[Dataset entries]

+-------+

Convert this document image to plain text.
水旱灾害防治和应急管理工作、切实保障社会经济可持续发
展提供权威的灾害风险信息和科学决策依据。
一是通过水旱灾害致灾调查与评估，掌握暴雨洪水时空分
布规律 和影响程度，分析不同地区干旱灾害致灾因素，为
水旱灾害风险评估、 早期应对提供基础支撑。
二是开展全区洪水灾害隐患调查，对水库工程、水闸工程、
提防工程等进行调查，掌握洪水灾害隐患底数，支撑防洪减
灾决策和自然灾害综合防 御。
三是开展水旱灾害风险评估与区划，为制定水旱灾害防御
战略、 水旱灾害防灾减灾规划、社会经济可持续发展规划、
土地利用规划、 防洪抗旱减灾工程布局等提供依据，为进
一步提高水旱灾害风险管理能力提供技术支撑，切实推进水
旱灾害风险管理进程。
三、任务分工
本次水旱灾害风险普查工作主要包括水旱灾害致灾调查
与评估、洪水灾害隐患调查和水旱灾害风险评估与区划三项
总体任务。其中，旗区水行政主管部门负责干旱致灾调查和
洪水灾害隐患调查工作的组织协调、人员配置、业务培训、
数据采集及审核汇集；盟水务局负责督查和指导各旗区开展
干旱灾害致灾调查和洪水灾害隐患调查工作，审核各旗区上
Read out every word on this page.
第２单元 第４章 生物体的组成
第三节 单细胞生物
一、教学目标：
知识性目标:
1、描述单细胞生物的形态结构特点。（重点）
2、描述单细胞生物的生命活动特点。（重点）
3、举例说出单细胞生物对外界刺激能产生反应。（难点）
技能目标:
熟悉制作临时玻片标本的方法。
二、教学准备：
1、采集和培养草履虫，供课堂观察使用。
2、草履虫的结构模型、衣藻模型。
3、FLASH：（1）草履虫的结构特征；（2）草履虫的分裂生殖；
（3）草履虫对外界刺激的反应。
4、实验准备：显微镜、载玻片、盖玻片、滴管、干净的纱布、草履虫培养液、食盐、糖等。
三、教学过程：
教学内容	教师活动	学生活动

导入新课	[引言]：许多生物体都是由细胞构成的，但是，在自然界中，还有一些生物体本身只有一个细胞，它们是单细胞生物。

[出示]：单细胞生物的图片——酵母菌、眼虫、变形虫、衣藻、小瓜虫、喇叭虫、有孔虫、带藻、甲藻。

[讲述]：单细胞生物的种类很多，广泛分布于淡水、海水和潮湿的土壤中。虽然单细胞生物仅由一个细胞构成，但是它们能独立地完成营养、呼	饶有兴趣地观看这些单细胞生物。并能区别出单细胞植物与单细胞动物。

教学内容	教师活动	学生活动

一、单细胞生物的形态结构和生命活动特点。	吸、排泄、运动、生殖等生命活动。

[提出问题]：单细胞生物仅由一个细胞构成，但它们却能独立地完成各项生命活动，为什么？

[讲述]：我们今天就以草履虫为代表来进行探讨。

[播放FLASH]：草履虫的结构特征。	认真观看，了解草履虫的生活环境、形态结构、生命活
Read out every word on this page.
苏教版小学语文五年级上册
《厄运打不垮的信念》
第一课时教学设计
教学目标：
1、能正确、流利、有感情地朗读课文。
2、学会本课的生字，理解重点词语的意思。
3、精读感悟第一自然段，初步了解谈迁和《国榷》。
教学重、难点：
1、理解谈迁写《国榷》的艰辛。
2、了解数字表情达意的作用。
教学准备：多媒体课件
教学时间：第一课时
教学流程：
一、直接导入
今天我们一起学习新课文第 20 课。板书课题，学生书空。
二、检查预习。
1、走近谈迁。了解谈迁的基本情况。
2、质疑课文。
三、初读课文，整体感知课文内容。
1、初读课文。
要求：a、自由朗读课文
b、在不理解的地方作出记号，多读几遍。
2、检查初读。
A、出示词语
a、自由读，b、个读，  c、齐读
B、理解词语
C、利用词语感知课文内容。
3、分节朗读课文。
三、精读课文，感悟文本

+-------+

* _Set exercise_
Give the listing again, word for word.

* _Result_
Convert this document image to plain text.
水旱灾害防治和应急管理工作、切实保障社会经济可持续发
展提供权威的灾害风险信息和科学决策依据。
一是通过水旱灾害致灾调查与评估，掌握暴雨洪水时空分
布规律 和影响程度，分析不同地区干旱灾害致灾因素，为
水旱灾害风险评估、 早期应对提供基础支撑。
二是开展全区洪水灾害隐患调查，对水库工程、水闸工程、
提防工程等进行调查，掌握洪水灾害隐患底数，支撑防洪减
灾决策和自然灾害综合防 御。
三是开展水旱灾害风险评估与区划，为制定水旱灾害防御
战略、 水旱灾害防灾减灾规划、社会经济可持续发展规划、
土地利用规划、 防洪抗旱减灾工程布局等提供依据，为进
一步提高水旱灾害风险管理能力提供技术支撑，切实推进水
旱灾害风险管理进程。
三、任务分工
本次水旱灾害风险普查工作主要包括水旱灾害致灾调查
与评估、洪水灾害隐患调查和水旱灾害风险评估与区划三项
总体任务。其中，旗区水行政主管部门负责干旱致灾调查和
洪水灾害隐患调查工作的组织协调、人员配置、业务培训、
数据采集及审核汇集；盟水务局负责督查和指导各旗区开展
干旱灾害致灾调查和洪水灾害隐患调查工作，审核各旗区上
Read out every word on this page.
第２单元 第４章 生物体的组成
第三节 单细胞生物
一、教学目标：
知识性目标:
1、描述单细胞生物的形态结构特点。（重点）
2、描述单细胞生物的生命活动特点。（重点）
3、举例说出单细胞生物对外界刺激能产生反应。（难点）
技能目标:
熟悉制作临时玻片标本的方法。
二、教学准备：
1、采集和培养草履虫，供课堂观察使用。
2、草履虫的结构模型、衣藻模型。
3、FLASH：（1）草履虫的结构特征；（2）草履虫的分裂生殖；
（3）草履虫对外界刺激的反应。
4、实验准备：显微镜、载玻片、盖玻片、滴管、干净的纱布、草履虫培养液、食盐、糖等。
三、教学过程：
教学内容	教师活动	学生活动

导入新课	[引言]：许多生物体都是由细胞构成的，但是，在自然界中，还有一些生物体本身只有一个细胞，它们是单细胞生物。

[出示]：单细胞生物的图片——酵母菌、眼虫、变形虫、衣藻、小瓜虫、喇叭虫、有孔虫、带藻、甲藻。

[讲述]：单细胞生物的种类很多，广泛分布于淡水、海水和潮湿的土壤中。虽然单细胞生物仅由一个细胞构成，但是它们能独立地完成营养、呼	饶有兴趣地观看这些单细胞生物。并能区别出单细胞植物与单细胞动物。

教学内容	教师活动	学生活动

一、单细胞生物的形态结构和生命活动特点。	吸、排泄、运动、生殖等生命活动。

[提出问题]：单细胞生物仅由一个细胞构成，但它们却能独立地完成各项生命活动，为什么？

[讲述]：我们今天就以草履虫为代表来进行探讨。

[播放FLASH]：草履虫的结构特征。	认真观看，了解草履虫的生活环境、形态结构、生命活
Read out every word on this page.
苏教版小学语文五年级上册
《厄运打不垮的信念》
第一课时教学设计
教学目标：
1、能正确、流利、有感情地朗读课文。
2、学会本课的生字，理解重点词语的意思。
3、精读感悟第一自然段，初步了解谈迁和《国榷》。
教学重、难点：
1、理解谈迁写《国榷》的艰辛。
2、了解数字表情达意的作用。
教学准备：多媒体课件
教学时间：第一课时
教学流程：
一、直接导入
今天我们一起学习新课文第 20 课。板书课题，学生书空。
二、检查预习。
1、走近谈迁。了解谈迁的基本情况。
2、质疑课文。
三、初读课文，整体感知课文内容。
1、初读课文。
要求：a、自由朗读课文
b、在不理解的地方作出记号，多读几遍。
2、检查初读。
A、出示词语
a、自由读，b、个读，  c、齐读
B、理解词语
C、利用词语感知课文内容。
3、分节朗读课文。
三、精读课文，感悟文本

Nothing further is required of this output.